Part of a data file

----

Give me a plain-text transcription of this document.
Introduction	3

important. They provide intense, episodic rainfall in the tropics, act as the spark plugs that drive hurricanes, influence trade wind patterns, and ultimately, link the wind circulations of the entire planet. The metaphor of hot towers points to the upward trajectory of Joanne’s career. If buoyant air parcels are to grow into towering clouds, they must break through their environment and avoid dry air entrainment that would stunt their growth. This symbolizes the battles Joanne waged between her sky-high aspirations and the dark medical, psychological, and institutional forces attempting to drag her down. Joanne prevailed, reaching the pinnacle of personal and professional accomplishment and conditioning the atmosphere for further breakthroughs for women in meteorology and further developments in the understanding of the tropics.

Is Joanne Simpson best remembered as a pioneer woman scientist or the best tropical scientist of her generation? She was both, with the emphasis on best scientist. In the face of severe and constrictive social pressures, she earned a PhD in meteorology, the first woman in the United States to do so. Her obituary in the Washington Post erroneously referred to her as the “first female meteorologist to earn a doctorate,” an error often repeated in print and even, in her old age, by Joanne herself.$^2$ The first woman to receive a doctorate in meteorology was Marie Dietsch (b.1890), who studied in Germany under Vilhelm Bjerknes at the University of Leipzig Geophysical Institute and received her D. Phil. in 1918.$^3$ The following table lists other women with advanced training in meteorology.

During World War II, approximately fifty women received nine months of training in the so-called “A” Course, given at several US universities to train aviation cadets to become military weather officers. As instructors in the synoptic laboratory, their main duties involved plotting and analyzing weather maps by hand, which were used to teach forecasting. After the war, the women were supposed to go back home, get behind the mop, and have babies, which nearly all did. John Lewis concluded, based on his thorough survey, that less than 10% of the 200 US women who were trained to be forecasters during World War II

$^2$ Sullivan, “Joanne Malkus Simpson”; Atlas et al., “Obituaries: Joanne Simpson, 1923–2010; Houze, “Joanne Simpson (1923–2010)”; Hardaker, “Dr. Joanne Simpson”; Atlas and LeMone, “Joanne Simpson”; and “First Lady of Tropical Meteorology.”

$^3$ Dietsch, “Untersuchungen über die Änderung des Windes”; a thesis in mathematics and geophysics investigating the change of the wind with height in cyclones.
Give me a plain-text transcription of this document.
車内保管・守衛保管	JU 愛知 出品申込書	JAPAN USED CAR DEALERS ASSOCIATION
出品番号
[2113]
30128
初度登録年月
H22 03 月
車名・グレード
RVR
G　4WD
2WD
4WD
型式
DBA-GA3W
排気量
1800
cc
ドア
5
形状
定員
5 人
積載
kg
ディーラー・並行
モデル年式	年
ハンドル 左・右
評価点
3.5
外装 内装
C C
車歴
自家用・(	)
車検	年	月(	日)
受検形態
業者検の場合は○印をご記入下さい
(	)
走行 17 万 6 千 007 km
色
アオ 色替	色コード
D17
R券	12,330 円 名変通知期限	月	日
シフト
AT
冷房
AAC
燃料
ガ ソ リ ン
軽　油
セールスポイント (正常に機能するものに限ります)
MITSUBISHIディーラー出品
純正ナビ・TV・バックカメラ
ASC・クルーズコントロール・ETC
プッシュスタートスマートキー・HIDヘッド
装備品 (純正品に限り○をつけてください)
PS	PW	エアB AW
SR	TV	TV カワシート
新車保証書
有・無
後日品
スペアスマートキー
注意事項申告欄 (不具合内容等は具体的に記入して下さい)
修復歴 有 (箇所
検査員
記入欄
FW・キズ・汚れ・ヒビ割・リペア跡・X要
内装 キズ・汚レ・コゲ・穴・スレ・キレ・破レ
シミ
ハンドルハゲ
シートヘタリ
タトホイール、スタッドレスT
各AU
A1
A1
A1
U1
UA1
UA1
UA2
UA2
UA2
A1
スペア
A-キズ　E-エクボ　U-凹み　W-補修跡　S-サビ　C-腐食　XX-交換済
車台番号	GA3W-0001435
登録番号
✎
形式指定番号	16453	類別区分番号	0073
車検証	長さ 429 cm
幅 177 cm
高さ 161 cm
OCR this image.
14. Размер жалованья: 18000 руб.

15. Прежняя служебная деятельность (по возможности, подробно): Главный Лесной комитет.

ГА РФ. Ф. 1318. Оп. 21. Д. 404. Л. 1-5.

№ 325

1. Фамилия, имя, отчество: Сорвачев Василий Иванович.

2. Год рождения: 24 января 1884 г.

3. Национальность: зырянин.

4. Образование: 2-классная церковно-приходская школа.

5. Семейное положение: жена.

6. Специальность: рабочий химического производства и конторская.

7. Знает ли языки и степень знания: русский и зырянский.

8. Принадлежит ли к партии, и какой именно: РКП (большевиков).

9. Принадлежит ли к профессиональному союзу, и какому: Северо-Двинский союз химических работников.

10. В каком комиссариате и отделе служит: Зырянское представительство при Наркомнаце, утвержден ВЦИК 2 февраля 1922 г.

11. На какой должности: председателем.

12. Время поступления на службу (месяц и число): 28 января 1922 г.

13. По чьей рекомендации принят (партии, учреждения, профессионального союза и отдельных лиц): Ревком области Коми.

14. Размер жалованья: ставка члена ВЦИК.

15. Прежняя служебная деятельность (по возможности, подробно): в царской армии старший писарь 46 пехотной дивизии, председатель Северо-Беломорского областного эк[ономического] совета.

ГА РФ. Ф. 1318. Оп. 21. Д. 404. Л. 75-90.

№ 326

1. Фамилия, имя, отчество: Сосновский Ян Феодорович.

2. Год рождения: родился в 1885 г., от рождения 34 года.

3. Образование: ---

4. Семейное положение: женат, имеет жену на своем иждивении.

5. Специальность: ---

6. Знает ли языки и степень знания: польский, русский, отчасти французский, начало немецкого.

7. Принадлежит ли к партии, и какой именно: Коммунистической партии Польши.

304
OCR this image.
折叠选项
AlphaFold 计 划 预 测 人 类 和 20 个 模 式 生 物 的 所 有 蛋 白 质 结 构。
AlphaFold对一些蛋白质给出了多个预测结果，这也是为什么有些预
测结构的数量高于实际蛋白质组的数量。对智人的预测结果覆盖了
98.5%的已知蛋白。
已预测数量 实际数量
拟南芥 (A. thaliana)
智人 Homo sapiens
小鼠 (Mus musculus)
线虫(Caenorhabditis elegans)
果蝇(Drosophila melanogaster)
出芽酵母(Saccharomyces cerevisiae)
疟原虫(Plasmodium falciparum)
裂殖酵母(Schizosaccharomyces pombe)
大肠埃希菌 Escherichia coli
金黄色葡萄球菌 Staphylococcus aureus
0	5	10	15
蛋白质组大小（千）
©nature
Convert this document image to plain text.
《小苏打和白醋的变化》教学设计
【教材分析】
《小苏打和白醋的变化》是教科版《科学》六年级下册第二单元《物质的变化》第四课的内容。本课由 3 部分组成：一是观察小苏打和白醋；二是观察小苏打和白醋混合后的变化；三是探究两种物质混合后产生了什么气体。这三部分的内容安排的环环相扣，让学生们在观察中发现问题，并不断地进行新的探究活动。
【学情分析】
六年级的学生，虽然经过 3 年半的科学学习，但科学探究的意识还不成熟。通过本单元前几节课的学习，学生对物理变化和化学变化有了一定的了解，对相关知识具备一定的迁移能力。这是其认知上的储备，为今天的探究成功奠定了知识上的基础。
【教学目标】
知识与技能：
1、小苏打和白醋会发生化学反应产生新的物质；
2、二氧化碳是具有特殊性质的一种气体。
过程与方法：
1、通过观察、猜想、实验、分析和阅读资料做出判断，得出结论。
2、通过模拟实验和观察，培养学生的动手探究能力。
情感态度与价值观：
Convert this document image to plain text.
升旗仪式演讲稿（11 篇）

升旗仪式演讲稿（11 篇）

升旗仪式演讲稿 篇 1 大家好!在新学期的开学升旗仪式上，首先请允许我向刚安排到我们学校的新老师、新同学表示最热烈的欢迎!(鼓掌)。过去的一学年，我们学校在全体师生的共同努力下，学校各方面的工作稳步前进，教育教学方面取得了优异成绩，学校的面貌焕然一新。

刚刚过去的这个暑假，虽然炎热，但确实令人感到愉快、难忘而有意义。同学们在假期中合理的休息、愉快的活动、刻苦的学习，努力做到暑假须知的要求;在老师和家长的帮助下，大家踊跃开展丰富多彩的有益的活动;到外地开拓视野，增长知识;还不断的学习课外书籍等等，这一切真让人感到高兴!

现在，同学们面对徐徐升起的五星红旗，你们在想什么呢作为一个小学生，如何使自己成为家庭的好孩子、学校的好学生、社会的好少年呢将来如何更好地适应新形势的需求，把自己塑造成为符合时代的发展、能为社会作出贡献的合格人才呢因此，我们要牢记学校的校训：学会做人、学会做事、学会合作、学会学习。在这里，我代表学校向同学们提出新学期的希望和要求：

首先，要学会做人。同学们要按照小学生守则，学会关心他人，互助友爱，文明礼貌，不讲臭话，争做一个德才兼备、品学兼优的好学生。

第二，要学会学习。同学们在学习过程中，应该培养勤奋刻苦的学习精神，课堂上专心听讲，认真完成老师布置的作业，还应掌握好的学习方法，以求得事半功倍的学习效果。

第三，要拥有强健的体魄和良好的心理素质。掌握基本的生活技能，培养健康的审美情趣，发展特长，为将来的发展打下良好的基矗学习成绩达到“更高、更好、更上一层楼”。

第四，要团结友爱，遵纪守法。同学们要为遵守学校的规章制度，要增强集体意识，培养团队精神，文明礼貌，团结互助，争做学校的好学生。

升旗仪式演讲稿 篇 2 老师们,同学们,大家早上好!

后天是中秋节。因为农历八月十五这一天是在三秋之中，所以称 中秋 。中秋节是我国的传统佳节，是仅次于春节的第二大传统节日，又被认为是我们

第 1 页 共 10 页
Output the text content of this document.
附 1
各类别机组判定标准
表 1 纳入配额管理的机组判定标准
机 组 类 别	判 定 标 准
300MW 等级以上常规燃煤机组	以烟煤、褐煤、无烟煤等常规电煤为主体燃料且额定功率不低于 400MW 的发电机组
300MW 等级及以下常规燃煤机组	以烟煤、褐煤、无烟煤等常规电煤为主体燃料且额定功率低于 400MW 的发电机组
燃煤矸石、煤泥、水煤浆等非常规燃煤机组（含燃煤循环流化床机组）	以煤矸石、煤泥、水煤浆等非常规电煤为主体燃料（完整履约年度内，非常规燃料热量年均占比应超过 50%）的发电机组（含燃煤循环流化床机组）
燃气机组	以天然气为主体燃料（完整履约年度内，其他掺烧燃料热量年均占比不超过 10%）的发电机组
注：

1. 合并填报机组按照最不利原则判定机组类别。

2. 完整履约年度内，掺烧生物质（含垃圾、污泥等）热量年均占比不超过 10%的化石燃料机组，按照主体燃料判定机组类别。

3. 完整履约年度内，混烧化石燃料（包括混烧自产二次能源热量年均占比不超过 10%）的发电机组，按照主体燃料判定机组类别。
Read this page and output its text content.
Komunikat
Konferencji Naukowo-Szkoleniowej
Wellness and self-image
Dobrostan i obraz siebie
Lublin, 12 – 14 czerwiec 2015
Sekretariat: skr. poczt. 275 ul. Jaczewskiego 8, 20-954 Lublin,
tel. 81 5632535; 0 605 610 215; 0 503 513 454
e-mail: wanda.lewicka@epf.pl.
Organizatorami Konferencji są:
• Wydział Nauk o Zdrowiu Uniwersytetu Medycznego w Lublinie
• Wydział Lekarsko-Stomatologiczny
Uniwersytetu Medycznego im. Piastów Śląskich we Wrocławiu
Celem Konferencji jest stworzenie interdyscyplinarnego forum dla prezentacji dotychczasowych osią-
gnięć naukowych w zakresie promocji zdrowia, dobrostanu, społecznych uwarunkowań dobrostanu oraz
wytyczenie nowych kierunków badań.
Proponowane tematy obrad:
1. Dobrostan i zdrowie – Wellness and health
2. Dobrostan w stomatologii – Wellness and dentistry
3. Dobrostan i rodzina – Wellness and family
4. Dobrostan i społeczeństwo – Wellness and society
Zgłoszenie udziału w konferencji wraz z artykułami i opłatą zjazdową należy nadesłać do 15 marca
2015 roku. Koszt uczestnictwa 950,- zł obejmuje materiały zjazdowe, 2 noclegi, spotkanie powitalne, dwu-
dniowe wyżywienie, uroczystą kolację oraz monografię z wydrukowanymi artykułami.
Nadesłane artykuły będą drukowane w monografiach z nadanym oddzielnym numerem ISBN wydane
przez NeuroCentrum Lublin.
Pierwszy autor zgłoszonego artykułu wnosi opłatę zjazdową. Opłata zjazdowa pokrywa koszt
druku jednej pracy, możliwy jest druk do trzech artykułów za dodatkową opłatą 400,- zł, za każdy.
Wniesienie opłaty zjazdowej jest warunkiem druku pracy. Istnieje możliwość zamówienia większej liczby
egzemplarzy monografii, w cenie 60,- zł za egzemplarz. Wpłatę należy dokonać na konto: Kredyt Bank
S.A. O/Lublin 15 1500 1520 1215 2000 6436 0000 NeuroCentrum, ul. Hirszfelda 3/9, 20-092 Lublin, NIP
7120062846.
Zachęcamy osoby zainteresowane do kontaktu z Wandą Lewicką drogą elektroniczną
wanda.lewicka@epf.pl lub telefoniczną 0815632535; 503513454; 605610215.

----

▶ WRITTEN REQUEST:
Note each line of the entries that has "Образование" in it, and copy those lines.

▶ SOLUTION:
4. Образование: 2-классная церковно-приходская школа.
3. Образование: ---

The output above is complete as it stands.